> [What the task requires] From the first line to the last, output the data exactly as it stands, minus its pictures.

(Document content entries)

****************

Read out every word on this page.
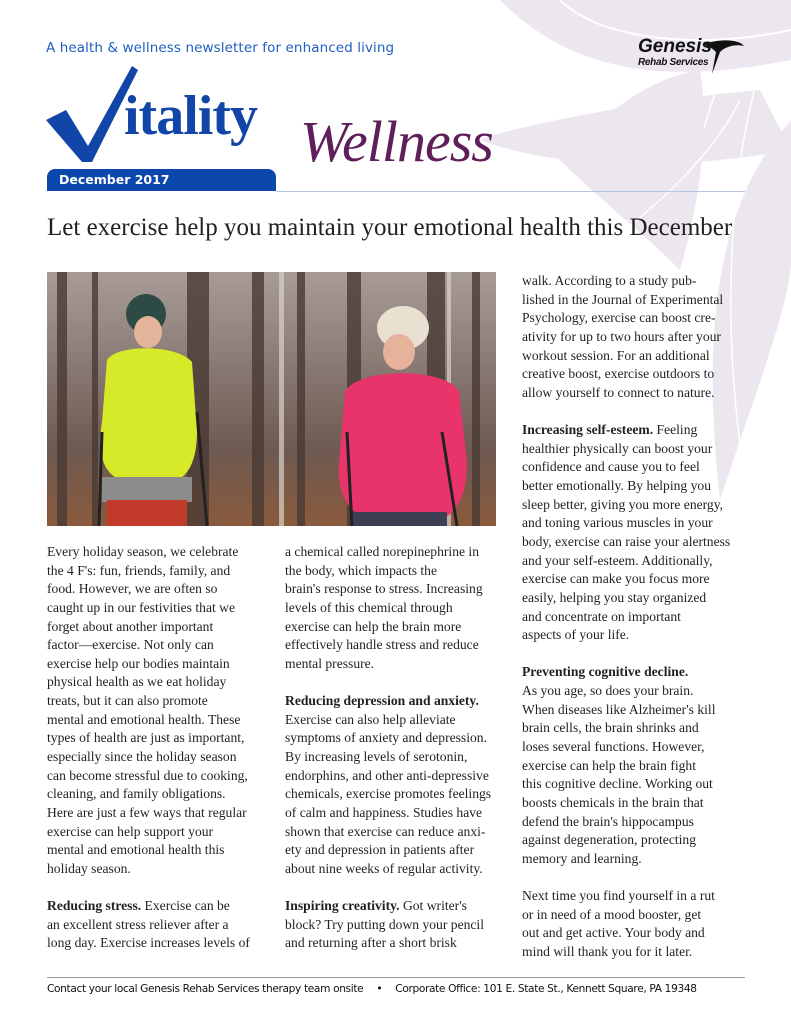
A health & wellness newsletter for enhanced living	Genesis
Rehab Services
itality Wellness
December 2017
Let exercise help you maintain your emotional health this December
Every holiday season, we celebrate
the 4 F's: fun, friends, family, and
food. However, we are often so
caught up in our festivities that we
forget about another important
factor—exercise. Not only can
exercise help our bodies maintain
physical health as we eat holiday
treats, but it can also promote
mental and emotional health. These
types of health are just as important,
especially since the holiday season
can become stressful due to cooking,
cleaning, and family obligations.
Here are just a few ways that regular
exercise can help support your
mental and emotional health this
holiday season.
Reducing stress. Exercise can be
an excellent stress reliever after a
long day. Exercise increases levels of
a chemical called norepinephrine in
the body, which impacts the
brain's response to stress. Increasing
levels of this chemical through
exercise can help the brain more
effectively handle stress and reduce
mental pressure.
Reducing depression and anxiety.
Exercise can also help alleviate
symptoms of anxiety and depression.
By increasing levels of serotonin,
endorphins, and other anti-depressive
chemicals, exercise promotes feelings
of calm and happiness. Studies have
shown that exercise can reduce anxi-
ety and depression in patients after
about nine weeks of regular activity.
Inspiring creativity. Got writer's
block? Try putting down your pencil
and returning after a short brisk
walk. According to a study pub-
lished in the Journal of Experimental
Psychology, exercise can boost cre-
ativity for up to two hours after your
workout session. For an additional
creative boost, exercise outdoors to
allow yourself to connect to nature.
Increasing self-esteem. Feeling
healthier physically can boost your
confidence and cause you to feel
better emotionally. By helping you
sleep better, giving you more energy,
and toning various muscles in your
body, exercise can raise your alertness
and your self-esteem. Additionally,
exercise can make you focus more
easily, helping you stay organized
and concentrate on important
aspects of your life.
Preventing cognitive decline.
As you age, so does your brain.
When diseases like Alzheimer's kill
brain cells, the brain shrinks and
loses several functions. However,
exercise can help the brain fight
this cognitive decline. Working out
boosts chemicals in the brain that
defend the brain's hippocampus
against degeneration, protecting
memory and learning.
Next time you find yourself in a rut
or in need of a mood booster, get
out and get active. Your body and
mind will thank you for it later.
Contact your local Genesis Rehab Services therapy team onsite • Corporate Office: 101 E. State St., Kennett Square, PA 19348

****************

> [Exercise answer]
Read out every word on this page.
A health & wellness newsletter for enhanced living	Genesis
Rehab Services
itality Wellness
December 2017
Let exercise help you maintain your emotional health this December
Every holiday season, we celebrate
the 4 F's: fun, friends, family, and
food. However, we are often so
caught up in our festivities that we
forget about another important
factor—exercise. Not only can
exercise help our bodies maintain
physical health as we eat holiday
treats, but it can also promote
mental and emotional health. These
types of health are just as important,
especially since the holiday season
can become stressful due to cooking,
cleaning, and family obligations.
Here are just a few ways that regular
exercise can help support your
mental and emotional health this
holiday season.
Reducing stress. Exercise can be
an excellent stress reliever after a
long day. Exercise increases levels of
a chemical called norepinephrine in
the body, which impacts the
brain's response to stress. Increasing
levels of this chemical through
exercise can help the brain more
effectively handle stress and reduce
mental pressure.
Reducing depression and anxiety.
Exercise can also help alleviate
symptoms of anxiety and depression.
By increasing levels of serotonin,
endorphins, and other anti-depressive
chemicals, exercise promotes feelings
of calm and happiness. Studies have
shown that exercise can reduce anxi-
ety and depression in patients after
about nine weeks of regular activity.
Inspiring creativity. Got writer's
block? Try putting down your pencil
and returning after a short brisk
walk. According to a study pub-
lished in the Journal of Experimental
Psychology, exercise can boost cre-
ativity for up to two hours after your
workout session. For an additional
creative boost, exercise outdoors to
allow yourself to connect to nature.
Increasing self-esteem. Feeling
healthier physically can boost your
confidence and cause you to feel
better emotionally. By helping you
sleep better, giving you more energy,
and toning various muscles in your
body, exercise can raise your alertness
and your self-esteem. Additionally,
exercise can make you focus more
easily, helping you stay organized
and concentrate on important
aspects of your life.
Preventing cognitive decline.
As you age, so does your brain.
When diseases like Alzheimer's kill
brain cells, the brain shrinks and
loses several functions. However,
exercise can help the brain fight
this cognitive decline. Working out
boosts chemicals in the brain that
defend the brain's hippocampus
against degeneration, protecting
memory and learning.
Next time you find yourself in a rut
or in need of a mood booster, get
out and get active. Your body and
mind will thank you for it later.
Contact your local Genesis Rehab Services therapy team onsite • Corporate Office: 101 E. State St., Kennett Square, PA 19348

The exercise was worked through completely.